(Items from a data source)
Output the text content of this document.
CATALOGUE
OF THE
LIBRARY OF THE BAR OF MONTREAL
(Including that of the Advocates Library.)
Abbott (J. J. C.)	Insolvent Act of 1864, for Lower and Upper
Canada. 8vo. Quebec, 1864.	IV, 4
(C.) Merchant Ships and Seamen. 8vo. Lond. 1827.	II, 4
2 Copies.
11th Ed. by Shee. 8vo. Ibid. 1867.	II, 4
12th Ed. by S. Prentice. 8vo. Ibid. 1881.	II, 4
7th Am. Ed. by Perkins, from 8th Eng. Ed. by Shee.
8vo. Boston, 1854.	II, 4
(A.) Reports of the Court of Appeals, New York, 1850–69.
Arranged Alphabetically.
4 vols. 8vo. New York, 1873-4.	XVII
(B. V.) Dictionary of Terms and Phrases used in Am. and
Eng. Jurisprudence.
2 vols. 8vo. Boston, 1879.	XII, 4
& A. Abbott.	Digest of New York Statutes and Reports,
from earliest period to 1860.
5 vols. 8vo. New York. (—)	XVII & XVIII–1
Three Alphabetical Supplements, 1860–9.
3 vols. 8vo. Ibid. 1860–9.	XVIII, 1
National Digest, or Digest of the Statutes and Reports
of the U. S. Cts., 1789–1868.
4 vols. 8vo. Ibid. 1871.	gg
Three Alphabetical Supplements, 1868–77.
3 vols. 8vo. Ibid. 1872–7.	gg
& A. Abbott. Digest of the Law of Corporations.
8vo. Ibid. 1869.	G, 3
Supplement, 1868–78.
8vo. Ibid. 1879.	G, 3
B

** Work to do **
From the data above, work out how many lines contain the string "Supplements" and reply with only the number.

** Answer for this exercise **
2